| What the task requires |
Every line that contains the word "genre" should be copied.

| Given records |
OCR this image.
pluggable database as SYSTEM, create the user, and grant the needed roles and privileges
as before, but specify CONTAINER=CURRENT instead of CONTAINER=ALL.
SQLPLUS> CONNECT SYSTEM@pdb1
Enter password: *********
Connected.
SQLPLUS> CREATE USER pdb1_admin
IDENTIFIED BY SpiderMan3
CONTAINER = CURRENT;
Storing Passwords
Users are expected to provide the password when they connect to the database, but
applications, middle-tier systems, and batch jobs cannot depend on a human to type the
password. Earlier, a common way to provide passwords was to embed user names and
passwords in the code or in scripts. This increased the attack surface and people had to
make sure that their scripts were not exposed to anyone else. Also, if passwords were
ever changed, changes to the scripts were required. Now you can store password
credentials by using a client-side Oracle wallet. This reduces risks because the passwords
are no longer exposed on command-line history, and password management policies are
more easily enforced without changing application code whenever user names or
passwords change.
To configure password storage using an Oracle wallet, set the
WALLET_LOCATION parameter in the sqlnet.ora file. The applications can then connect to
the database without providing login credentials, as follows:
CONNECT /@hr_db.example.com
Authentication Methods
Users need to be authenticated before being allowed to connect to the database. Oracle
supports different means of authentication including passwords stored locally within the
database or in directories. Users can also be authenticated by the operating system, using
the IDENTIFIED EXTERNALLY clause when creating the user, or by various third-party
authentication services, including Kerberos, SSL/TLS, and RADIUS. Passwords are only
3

* * *

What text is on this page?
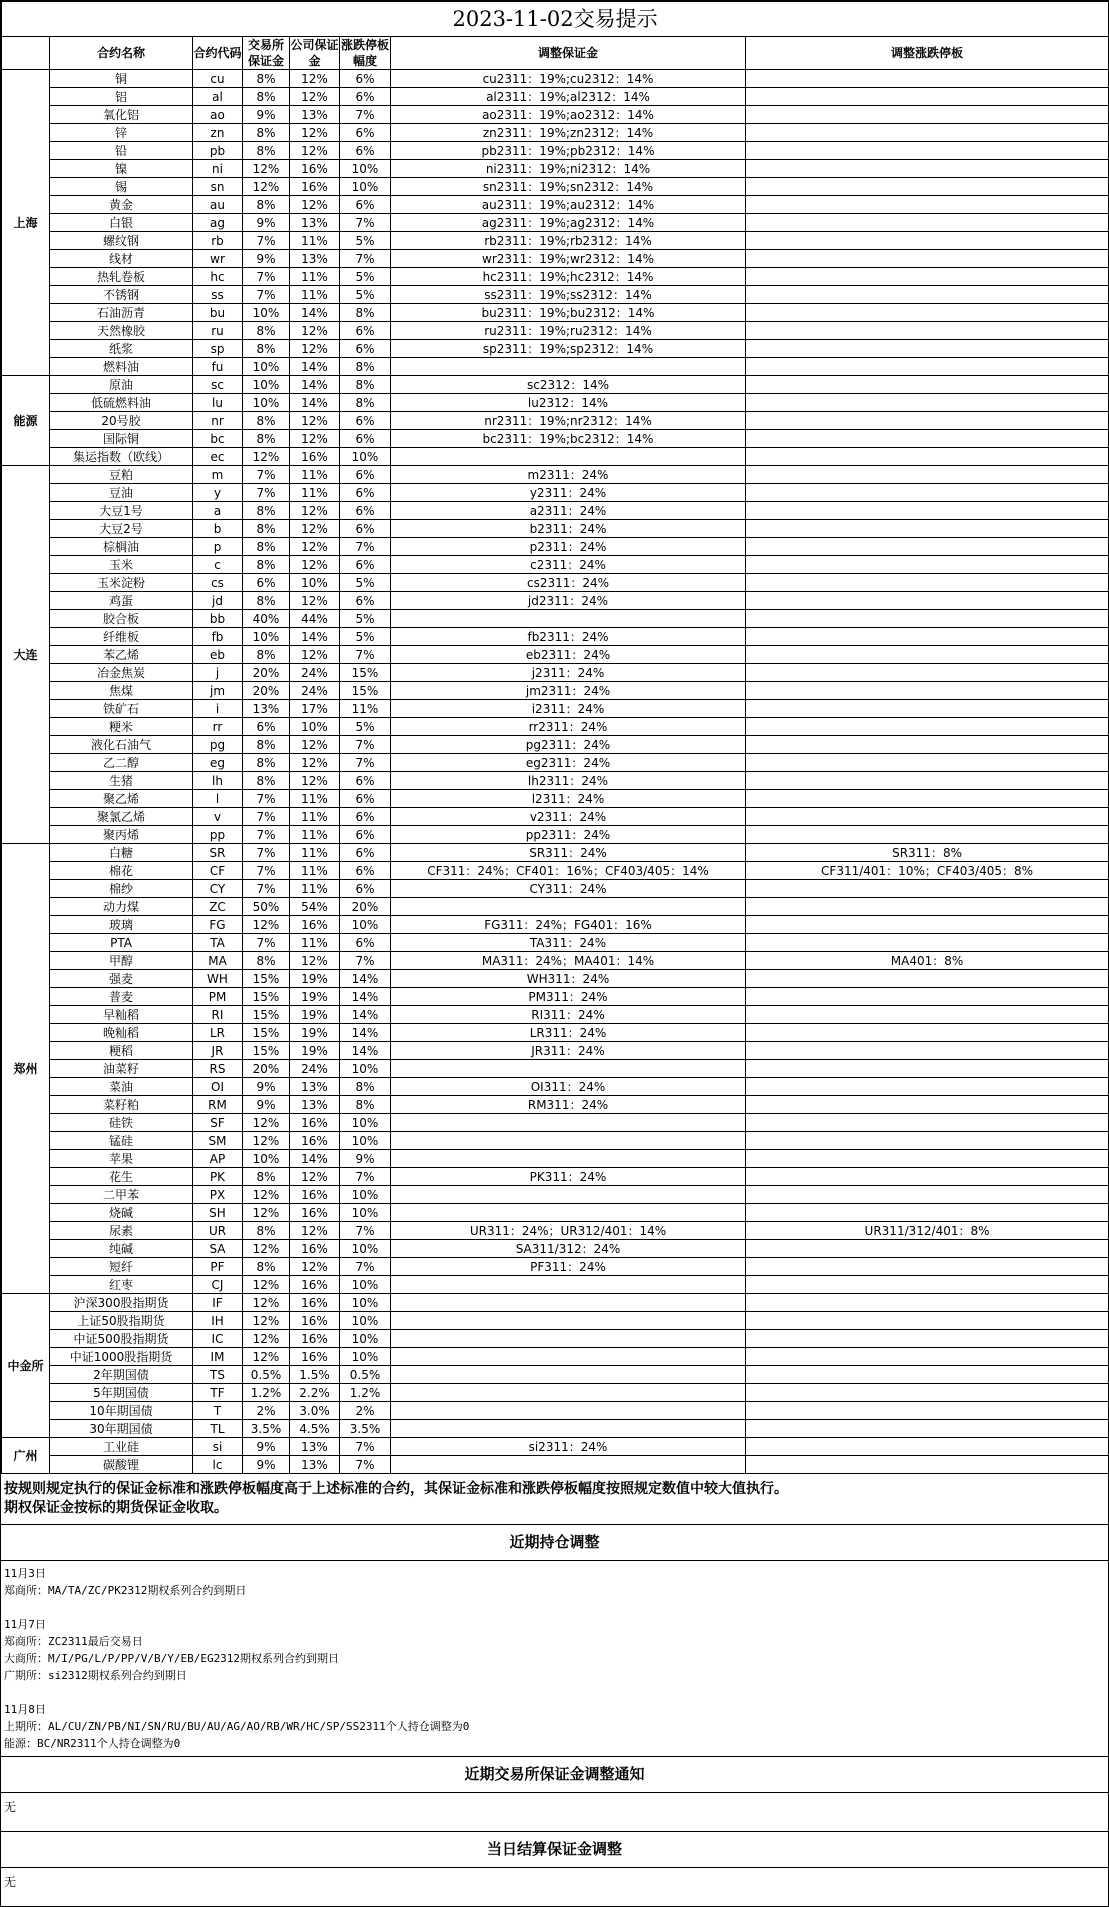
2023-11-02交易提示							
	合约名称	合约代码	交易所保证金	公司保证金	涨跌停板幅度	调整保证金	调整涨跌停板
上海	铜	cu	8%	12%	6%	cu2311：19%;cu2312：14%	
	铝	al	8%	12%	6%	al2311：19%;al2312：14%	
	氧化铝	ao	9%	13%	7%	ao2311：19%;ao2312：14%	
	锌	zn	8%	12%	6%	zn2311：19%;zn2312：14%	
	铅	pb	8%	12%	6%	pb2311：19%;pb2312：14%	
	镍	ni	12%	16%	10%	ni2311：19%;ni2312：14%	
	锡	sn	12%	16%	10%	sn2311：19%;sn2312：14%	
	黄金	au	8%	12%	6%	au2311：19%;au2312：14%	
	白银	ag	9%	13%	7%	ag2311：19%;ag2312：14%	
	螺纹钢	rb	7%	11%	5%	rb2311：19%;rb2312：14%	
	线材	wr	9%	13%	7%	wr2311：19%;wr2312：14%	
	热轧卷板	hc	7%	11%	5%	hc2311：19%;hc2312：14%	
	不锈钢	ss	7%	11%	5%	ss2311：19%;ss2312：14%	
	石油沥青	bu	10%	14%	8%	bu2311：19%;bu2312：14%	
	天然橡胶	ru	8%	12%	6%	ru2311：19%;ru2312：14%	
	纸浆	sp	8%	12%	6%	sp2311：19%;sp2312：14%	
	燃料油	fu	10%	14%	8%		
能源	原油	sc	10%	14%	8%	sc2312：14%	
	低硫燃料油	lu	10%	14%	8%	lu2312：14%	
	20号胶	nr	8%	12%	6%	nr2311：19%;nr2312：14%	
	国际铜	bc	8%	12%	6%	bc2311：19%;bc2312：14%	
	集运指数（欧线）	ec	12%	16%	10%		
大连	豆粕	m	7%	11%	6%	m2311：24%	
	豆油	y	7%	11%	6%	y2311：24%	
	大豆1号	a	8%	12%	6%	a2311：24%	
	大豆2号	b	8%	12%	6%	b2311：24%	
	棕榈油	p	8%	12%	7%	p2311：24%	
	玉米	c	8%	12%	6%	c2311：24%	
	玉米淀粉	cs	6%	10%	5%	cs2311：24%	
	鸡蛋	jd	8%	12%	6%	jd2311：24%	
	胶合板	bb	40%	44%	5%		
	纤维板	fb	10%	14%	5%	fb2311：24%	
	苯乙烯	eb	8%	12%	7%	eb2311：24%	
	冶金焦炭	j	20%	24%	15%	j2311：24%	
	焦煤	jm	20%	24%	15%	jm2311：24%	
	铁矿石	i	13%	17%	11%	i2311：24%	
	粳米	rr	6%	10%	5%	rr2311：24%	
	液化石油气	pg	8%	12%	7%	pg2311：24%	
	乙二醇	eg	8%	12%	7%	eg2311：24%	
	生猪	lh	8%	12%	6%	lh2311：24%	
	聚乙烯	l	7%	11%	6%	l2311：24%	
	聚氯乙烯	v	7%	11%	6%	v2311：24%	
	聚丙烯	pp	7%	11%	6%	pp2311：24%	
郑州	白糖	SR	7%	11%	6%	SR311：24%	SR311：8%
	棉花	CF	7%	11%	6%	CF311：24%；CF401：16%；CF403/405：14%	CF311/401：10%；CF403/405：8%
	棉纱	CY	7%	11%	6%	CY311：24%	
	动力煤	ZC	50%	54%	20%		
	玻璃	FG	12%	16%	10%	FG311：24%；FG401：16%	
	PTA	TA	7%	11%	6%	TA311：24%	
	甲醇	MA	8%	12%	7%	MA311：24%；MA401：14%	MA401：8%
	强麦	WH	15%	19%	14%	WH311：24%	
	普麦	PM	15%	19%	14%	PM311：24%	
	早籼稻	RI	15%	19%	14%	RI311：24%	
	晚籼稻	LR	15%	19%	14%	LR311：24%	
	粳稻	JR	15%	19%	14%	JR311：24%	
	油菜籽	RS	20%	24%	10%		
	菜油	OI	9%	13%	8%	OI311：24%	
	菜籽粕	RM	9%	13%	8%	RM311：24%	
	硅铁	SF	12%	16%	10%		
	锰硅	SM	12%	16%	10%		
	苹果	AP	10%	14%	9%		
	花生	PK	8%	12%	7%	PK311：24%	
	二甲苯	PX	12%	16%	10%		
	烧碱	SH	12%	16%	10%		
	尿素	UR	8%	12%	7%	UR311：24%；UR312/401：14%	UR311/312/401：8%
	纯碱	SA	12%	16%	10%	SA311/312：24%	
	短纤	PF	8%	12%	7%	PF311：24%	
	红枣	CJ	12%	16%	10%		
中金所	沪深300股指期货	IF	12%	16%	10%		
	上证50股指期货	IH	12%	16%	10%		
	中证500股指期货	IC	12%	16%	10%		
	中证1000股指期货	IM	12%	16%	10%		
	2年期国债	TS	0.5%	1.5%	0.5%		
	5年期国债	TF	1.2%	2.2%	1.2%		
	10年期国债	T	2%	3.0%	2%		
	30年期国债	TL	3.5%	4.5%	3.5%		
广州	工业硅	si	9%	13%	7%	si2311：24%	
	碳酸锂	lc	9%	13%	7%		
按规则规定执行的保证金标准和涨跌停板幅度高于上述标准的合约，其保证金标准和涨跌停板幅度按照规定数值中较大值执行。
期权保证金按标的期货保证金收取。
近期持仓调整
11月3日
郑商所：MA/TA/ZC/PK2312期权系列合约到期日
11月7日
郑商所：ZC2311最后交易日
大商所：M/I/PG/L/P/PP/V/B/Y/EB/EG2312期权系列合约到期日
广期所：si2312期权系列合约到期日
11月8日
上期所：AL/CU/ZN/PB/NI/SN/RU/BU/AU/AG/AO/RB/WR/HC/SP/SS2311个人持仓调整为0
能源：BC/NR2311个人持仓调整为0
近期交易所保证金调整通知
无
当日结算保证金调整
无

...

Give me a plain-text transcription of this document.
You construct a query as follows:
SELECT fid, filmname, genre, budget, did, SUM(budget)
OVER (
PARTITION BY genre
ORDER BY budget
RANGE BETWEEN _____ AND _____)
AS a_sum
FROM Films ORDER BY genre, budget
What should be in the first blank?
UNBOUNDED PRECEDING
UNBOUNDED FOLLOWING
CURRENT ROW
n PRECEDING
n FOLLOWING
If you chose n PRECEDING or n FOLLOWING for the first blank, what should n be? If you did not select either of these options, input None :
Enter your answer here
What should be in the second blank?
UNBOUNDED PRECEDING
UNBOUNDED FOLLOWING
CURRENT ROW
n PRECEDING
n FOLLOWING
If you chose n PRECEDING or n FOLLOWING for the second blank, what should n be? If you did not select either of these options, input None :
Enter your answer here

| Exercise answer |
SELECT fid, filmname, genre, budget, did, SUM(budget)
PARTITION BY genre
FROM Films ORDER BY genre, budget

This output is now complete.